** START OF Supplied data **

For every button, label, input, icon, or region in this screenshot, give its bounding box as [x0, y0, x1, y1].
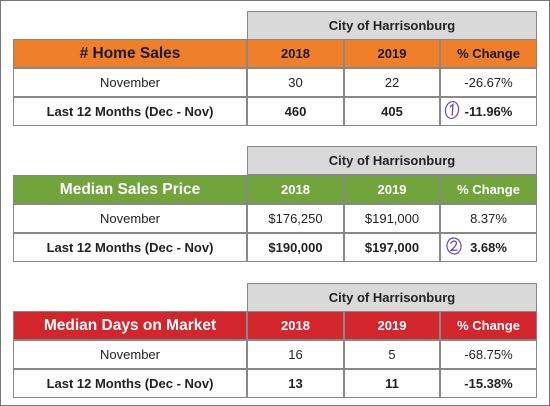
value-2019: 11	[344, 369, 440, 398]
row-label: November	[13, 68, 247, 97]
value-2018: $190,000	[247, 233, 344, 262]
row-label: Last 12 Months (Dec - Nov)	[13, 233, 247, 262]
value-2018: 460	[247, 97, 344, 126]
metric-label: Median Days on Market	[13, 311, 247, 340]
value-2019: 5	[344, 340, 440, 369]
column-header-change: % Change	[440, 311, 537, 340]
table-row: Last 12 Months (Dec - Nov) $190,000 $197…	[13, 233, 537, 262]
column-header-2019: 2019	[344, 175, 440, 204]
handwritten-annotation-1	[443, 100, 461, 120]
value-change: -11.96%	[440, 97, 537, 126]
value-2019: 405	[344, 97, 440, 126]
value-change: -68.75%	[440, 340, 537, 369]
handwritten-annotation-2	[445, 236, 463, 256]
table-row: November 30 22 -26.67%	[13, 68, 537, 97]
table-row: November $176,250 $191,000 8.37%	[13, 204, 537, 233]
metric-label: # Home Sales	[13, 39, 247, 68]
column-header-2018: 2018	[247, 311, 344, 340]
value-change: 3.68%	[440, 233, 537, 262]
value-2019: $191,000	[344, 204, 440, 233]
row-label: November	[13, 204, 247, 233]
value-change: -15.38%	[440, 369, 537, 398]
row-label: Last 12 Months (Dec - Nov)	[13, 97, 247, 126]
column-header-2018: 2018	[247, 175, 344, 204]
row-label: Last 12 Months (Dec - Nov)	[13, 369, 247, 398]
metric-label: Median Sales Price	[13, 175, 247, 204]
value-2019: 22	[344, 68, 440, 97]
column-header-change: % Change	[440, 39, 537, 68]
value-change: -26.67%	[440, 68, 537, 97]
value-2019: $197,000	[344, 233, 440, 262]
column-header-2018: 2018	[247, 39, 344, 68]
table-row: Last 12 Months (Dec - Nov) 460 405 -11.9…	[13, 97, 537, 126]
table-row: Last 12 Months (Dec - Nov) 13 11 -15.38%	[13, 369, 537, 398]
city-header: City of Harrisonburg	[247, 11, 537, 40]
row-label: November	[13, 340, 247, 369]
city-header: City of Harrisonburg	[247, 146, 537, 175]
value-2018: 13	[247, 369, 344, 398]
table-row: November 16 5 -68.75%	[13, 340, 537, 369]
value-2018: 16	[247, 340, 344, 369]
value-2018: $176,250	[247, 204, 344, 233]
column-header-2019: 2019	[344, 311, 440, 340]
column-header-change: % Change	[440, 175, 537, 204]
column-header-2019: 2019	[344, 39, 440, 68]
value-2018: 30	[247, 68, 344, 97]
value-change: 8.37%	[440, 204, 537, 233]
city-header: City of Harrisonburg	[247, 283, 537, 312]
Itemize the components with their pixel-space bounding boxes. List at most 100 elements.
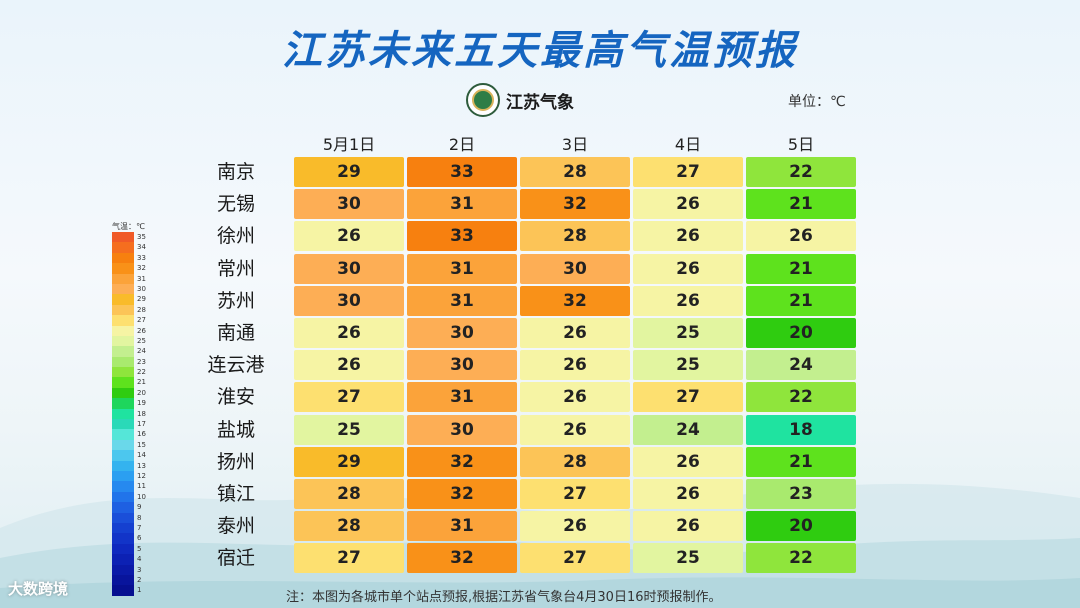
temperature-cell: 32: [407, 479, 517, 509]
temperature-cell: 26: [294, 350, 404, 381]
column-header: 5日: [787, 135, 815, 154]
temperature-cell: 31: [407, 511, 517, 542]
legend-tick-label: 16: [137, 430, 146, 439]
color-legend: 35 34 33 32 31 30 29 28 27 26 25 24 23 22 21 20 19 18 17 16…: [112, 232, 146, 596]
column-header: 3日: [561, 135, 589, 154]
temperature-cell: 26: [633, 221, 743, 252]
temperature-cell: 31: [407, 285, 517, 316]
legend-swatch: 34: [112, 242, 146, 253]
city-label: 南通: [216, 322, 255, 344]
temperature-cell: 32: [407, 446, 517, 477]
temperature-cell: 32: [407, 543, 517, 574]
legend-swatch: 35: [112, 232, 146, 243]
legend-tick-label: 32: [137, 264, 146, 273]
legend-tick-label: 11: [137, 482, 146, 491]
legend-swatch: 18: [112, 408, 146, 420]
city-label: 盐城: [216, 418, 255, 441]
legend-swatch: 19: [112, 398, 146, 409]
legend-swatch: 2: [112, 574, 141, 586]
temperature-cell: 26: [520, 350, 630, 381]
legend-tick-label: 26: [137, 326, 146, 335]
temperature-cell: 20: [746, 511, 856, 542]
unit-label: 单位：℃: [788, 94, 846, 110]
temperature-cell: 25: [633, 543, 743, 574]
legend-swatch: 32: [112, 263, 146, 274]
city-label: 扬州: [216, 450, 255, 473]
legend-tick-label: 20: [137, 388, 146, 397]
temperature-cell: 21: [746, 189, 856, 220]
city-label: 泰州: [216, 515, 255, 538]
legend-tick-label: 8: [137, 513, 142, 522]
temperature-cell: 26: [746, 221, 856, 252]
temperature-cell: 29: [294, 446, 404, 477]
city-label: 常州: [216, 257, 255, 280]
legend-tick-label: 23: [137, 357, 146, 366]
legend-tick-label: 13: [137, 461, 146, 470]
logo: 江苏气象: [466, 83, 574, 117]
legend-swatch: 4: [112, 554, 141, 565]
legend-swatch: 13: [112, 460, 146, 471]
legend-tick-label: 1: [137, 586, 142, 595]
city-label: 宿迁: [216, 547, 255, 570]
temperature-cell: 26: [633, 479, 743, 509]
legend-tick-label: 35: [137, 233, 146, 241]
legend-tick-label: 2: [137, 575, 142, 584]
legend-tick-label: 29: [137, 295, 146, 304]
temperature-cell: 24: [633, 414, 743, 445]
legend-tick-label: 3: [137, 565, 142, 574]
legend-tick-label: 18: [137, 409, 146, 418]
temperature-cell: 22: [746, 543, 856, 574]
legend-swatch: 30: [112, 283, 146, 295]
page-title: 江苏未来五天最高气温预报: [282, 28, 798, 74]
temperature-cell: 28: [520, 221, 630, 252]
legend-tick-label: 15: [137, 440, 146, 449]
temperature-cell: 24: [746, 350, 856, 381]
legend-swatch: 1: [112, 585, 141, 596]
temperature-cell: 26: [520, 414, 630, 445]
temperature-cell: 30: [407, 318, 517, 348]
legend-tick-label: 10: [137, 492, 146, 501]
city-label: 苏州: [216, 289, 255, 312]
legend-swatch: 9: [112, 502, 141, 513]
legend-swatch: 8: [112, 512, 141, 523]
city-label: 淮安: [216, 386, 255, 409]
legend-tick-label: 27: [137, 316, 146, 325]
temperature-cell: 27: [520, 543, 630, 574]
legend-swatch: 11: [112, 481, 146, 492]
legend-swatch: 12: [112, 470, 146, 482]
temperature-cell: 31: [407, 189, 517, 220]
legend-swatch: 27: [112, 315, 146, 326]
legend-tick-label: 14: [137, 451, 146, 460]
temperature-cell: 33: [407, 221, 517, 252]
temperature-cell: 26: [294, 221, 404, 252]
legend-swatch: 28: [112, 304, 146, 316]
temperature-cell: 26: [520, 382, 630, 413]
temperature-cell: 30: [407, 350, 517, 381]
temperature-cell: 25: [633, 318, 743, 348]
temperature-cell: 26: [633, 446, 743, 477]
legend-title: 气温：℃: [112, 222, 145, 231]
legend-tick-label: 22: [137, 368, 146, 377]
temperature-cell: 29: [294, 157, 404, 187]
legend-tick-label: 33: [137, 253, 146, 262]
temperature-cell: 21: [746, 253, 856, 284]
legend-tick-label: 24: [137, 347, 146, 356]
legend-tick-label: 4: [137, 555, 142, 564]
legend-tick-label: 5: [137, 544, 142, 553]
watermark: 大数跨境: [8, 580, 69, 598]
legend-swatch: 5: [112, 543, 141, 555]
column-header: 5月1日: [322, 135, 376, 154]
temperature-cell: 31: [407, 382, 517, 413]
legend-swatch: 20: [112, 387, 146, 399]
legend-tick-label: 21: [137, 378, 146, 387]
column-header: 4日: [674, 135, 702, 154]
temperature-cell: 26: [633, 511, 743, 542]
legend-swatch: 26: [112, 325, 146, 336]
legend-tick-label: 17: [137, 420, 146, 429]
temperature-cell: 30: [294, 253, 404, 284]
column-header: 2日: [448, 135, 476, 154]
legend-swatch: 25: [112, 335, 146, 347]
temperature-cell: 27: [294, 543, 404, 574]
temperature-cell: 28: [520, 446, 630, 477]
temperature-cell: 25: [633, 350, 743, 381]
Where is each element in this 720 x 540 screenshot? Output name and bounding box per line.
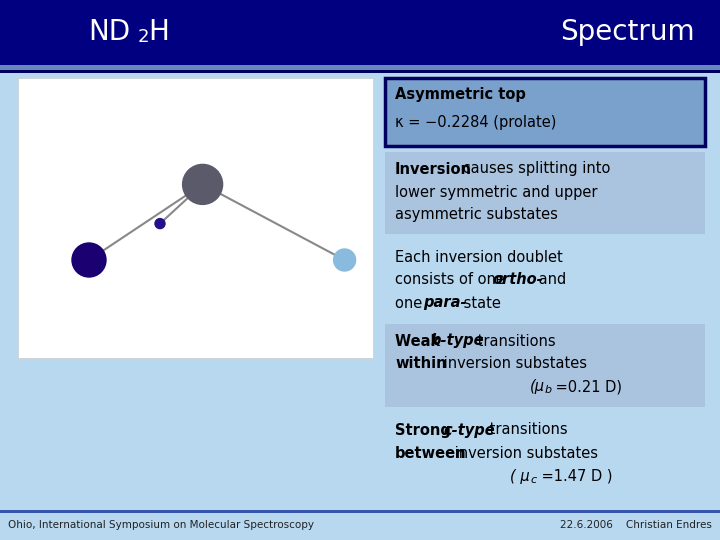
Text: one: one bbox=[395, 295, 427, 310]
Text: Each inversion doublet: Each inversion doublet bbox=[395, 249, 563, 265]
Circle shape bbox=[72, 243, 106, 277]
Text: κ = −0.2284 (prolate): κ = −0.2284 (prolate) bbox=[395, 114, 557, 130]
Bar bbox=[18, 78, 373, 358]
Text: Ohio, International Symposium on Molecular Spectroscopy: Ohio, International Symposium on Molecul… bbox=[8, 520, 314, 530]
Text: Strong: Strong bbox=[395, 422, 456, 437]
Text: and: and bbox=[534, 273, 566, 287]
Text: consists of one: consists of one bbox=[395, 273, 510, 287]
Bar bbox=[385, 240, 705, 318]
Text: c: c bbox=[530, 475, 536, 485]
Text: asymmetric substates: asymmetric substates bbox=[395, 207, 558, 222]
Text: lower symmetric and upper: lower symmetric and upper bbox=[395, 185, 598, 199]
Text: b-type: b-type bbox=[431, 334, 485, 348]
Text: =1.47 D ): =1.47 D ) bbox=[537, 469, 613, 483]
Text: state: state bbox=[459, 295, 501, 310]
Text: (μ: (μ bbox=[530, 380, 545, 395]
Text: between: between bbox=[395, 446, 467, 461]
Text: b: b bbox=[545, 385, 552, 395]
Text: causes splitting into: causes splitting into bbox=[458, 161, 611, 177]
Text: transitions: transitions bbox=[485, 422, 567, 437]
Bar bbox=[385, 413, 705, 496]
Text: ( μ: ( μ bbox=[510, 469, 530, 483]
Bar bbox=[0, 0, 720, 65]
Text: Inversion: Inversion bbox=[395, 161, 472, 177]
Text: c-type: c-type bbox=[443, 422, 495, 437]
Text: transitions: transitions bbox=[473, 334, 556, 348]
Text: Weak: Weak bbox=[395, 334, 446, 348]
Bar bbox=[385, 152, 705, 234]
Circle shape bbox=[333, 249, 356, 271]
Circle shape bbox=[155, 219, 165, 228]
Text: 22.6.2006    Christian Endres: 22.6.2006 Christian Endres bbox=[560, 520, 712, 530]
Text: 2: 2 bbox=[138, 29, 150, 46]
Bar bbox=[385, 78, 705, 146]
Text: =0.21 D): =0.21 D) bbox=[551, 380, 622, 395]
Text: inversion substates: inversion substates bbox=[439, 356, 587, 372]
Text: Asymmetric top: Asymmetric top bbox=[395, 87, 526, 103]
Text: ND: ND bbox=[88, 18, 130, 46]
Bar bbox=[385, 324, 705, 407]
Text: Spectrum: Spectrum bbox=[560, 18, 695, 46]
Text: within: within bbox=[395, 356, 446, 372]
Bar bbox=[0, 510, 720, 513]
Text: ortho-: ortho- bbox=[492, 273, 543, 287]
Text: H: H bbox=[148, 18, 169, 46]
Bar bbox=[0, 65, 720, 70]
Text: inversion substates: inversion substates bbox=[450, 446, 598, 461]
Circle shape bbox=[183, 164, 222, 205]
Bar bbox=[0, 70, 720, 73]
Text: para-: para- bbox=[423, 295, 467, 310]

** END OF Supplied data **

## Problem to solve
Return the lines from the one containing "temperature-cell: 32: [407, 479, 517, 509]" to the one containing "temperature-cell: 32: [407, 446, 517, 477]" in the listing above, both included, reproducing each character for character.

## Solution to the exercise
temperature-cell: 32: [407, 479, 517, 509]
temperature-cell: 26: [294, 350, 404, 381]
column-header: 5日: [787, 135, 815, 154]
temperature-cell: 31: [407, 511, 517, 542]
legend-tick-label: 16: [137, 430, 146, 439]
color-legend: 35 34 33 32 31 30 29 28 27 26 25 24 23 22 21 20 19 18 17 16…: [112, 232, 146, 596]
column-header: 3日: [561, 135, 589, 154]
temperature-cell: 26: [633, 221, 743, 252]
temperature-cell: 31: [407, 285, 517, 316]
legend-swatch: 34: [112, 242, 146, 253]
city-label: 南通: [216, 322, 255, 344]
temperature-cell: 32: [407, 446, 517, 477]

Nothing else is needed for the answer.